What you have to do. Scan the following material for the string "scratches" and copy each line in which it appears.
====
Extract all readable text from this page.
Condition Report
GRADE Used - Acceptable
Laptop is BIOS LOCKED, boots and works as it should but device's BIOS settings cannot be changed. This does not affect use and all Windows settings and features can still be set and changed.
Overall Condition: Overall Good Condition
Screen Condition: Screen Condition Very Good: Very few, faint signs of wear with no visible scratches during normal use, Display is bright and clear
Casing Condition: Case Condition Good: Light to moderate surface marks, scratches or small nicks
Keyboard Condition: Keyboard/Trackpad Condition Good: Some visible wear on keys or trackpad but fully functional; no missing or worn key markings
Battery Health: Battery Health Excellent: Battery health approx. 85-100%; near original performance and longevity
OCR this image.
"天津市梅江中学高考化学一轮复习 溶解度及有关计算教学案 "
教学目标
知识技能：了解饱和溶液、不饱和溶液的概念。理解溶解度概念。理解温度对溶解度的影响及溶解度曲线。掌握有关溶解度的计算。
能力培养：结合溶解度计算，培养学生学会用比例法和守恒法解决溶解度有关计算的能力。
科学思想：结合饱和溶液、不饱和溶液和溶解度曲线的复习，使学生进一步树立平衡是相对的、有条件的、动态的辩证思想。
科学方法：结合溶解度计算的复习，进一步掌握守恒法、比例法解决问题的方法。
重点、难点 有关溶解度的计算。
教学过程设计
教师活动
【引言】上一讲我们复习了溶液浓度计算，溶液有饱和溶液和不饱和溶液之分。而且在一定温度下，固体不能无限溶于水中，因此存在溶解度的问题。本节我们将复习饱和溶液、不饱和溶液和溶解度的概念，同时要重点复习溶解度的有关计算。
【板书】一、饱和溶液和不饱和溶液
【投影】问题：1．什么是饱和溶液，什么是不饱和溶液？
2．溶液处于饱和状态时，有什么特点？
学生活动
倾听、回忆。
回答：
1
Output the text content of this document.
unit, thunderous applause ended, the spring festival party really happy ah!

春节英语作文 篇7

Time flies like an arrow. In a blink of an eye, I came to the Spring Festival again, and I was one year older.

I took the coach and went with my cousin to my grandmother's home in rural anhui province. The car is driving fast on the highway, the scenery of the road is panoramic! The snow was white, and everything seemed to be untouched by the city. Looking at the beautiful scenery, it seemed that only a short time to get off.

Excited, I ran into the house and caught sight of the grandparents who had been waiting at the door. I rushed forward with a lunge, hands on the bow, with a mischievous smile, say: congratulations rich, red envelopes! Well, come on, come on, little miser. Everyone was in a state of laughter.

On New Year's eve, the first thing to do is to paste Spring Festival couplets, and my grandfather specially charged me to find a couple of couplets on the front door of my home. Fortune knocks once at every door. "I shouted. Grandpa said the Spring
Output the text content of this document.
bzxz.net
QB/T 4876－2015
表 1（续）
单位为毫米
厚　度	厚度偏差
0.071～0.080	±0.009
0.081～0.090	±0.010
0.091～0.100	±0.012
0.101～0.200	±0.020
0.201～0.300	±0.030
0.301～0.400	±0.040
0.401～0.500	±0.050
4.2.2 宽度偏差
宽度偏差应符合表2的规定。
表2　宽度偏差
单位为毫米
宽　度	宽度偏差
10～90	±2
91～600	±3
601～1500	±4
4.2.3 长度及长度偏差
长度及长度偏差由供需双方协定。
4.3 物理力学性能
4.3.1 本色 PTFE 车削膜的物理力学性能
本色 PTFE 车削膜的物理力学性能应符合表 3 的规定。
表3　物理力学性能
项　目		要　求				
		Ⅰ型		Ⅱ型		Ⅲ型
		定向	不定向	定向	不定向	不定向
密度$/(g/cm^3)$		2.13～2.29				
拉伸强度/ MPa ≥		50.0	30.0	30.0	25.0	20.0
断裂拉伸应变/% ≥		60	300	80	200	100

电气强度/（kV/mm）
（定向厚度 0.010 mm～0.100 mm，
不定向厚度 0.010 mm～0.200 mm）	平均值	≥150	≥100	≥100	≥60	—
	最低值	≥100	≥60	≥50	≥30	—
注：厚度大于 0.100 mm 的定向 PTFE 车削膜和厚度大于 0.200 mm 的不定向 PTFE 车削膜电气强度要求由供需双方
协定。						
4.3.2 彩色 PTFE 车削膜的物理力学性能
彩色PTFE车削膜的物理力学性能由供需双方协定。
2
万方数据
====
Task answer.
Screen Condition: Screen Condition Very Good: Very few, faint signs of wear with no visible scratches during normal use, Display is bright and clear
Casing Condition: Case Condition Good: Light to moderate surface marks, scratches or small nicks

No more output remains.